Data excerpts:
§
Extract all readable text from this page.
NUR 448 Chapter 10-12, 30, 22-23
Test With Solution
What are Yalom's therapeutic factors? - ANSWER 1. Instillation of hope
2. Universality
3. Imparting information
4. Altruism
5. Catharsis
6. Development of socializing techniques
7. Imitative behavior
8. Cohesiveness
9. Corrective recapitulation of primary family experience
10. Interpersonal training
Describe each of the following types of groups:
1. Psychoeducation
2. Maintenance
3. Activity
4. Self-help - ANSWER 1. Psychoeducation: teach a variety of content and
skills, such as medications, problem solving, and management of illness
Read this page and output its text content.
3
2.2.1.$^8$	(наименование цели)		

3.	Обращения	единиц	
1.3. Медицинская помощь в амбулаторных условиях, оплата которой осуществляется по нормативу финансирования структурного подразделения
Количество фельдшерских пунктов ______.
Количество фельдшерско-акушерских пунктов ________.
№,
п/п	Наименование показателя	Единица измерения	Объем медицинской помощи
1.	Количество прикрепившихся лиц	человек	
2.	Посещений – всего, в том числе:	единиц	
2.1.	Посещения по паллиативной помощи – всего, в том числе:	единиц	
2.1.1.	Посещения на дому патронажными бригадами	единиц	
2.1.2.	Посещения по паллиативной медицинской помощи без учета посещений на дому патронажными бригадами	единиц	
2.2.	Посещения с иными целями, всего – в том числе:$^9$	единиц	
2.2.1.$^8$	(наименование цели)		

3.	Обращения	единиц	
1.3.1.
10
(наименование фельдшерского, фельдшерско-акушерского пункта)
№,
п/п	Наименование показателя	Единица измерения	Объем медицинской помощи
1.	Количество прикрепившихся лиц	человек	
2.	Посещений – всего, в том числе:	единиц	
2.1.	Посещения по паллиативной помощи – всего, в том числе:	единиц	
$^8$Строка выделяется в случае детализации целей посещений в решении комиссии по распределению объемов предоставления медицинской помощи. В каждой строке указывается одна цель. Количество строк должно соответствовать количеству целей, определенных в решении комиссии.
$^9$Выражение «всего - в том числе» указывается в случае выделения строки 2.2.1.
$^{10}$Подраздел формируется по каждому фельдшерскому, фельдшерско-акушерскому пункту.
§
**YOUR INSTRUCTIONS**
Where a line above contains the string "text", copy that line.

**SOLUTION FOR THIS EXERCISE**
Extract all readable text from this page.
Read this page and output its text content.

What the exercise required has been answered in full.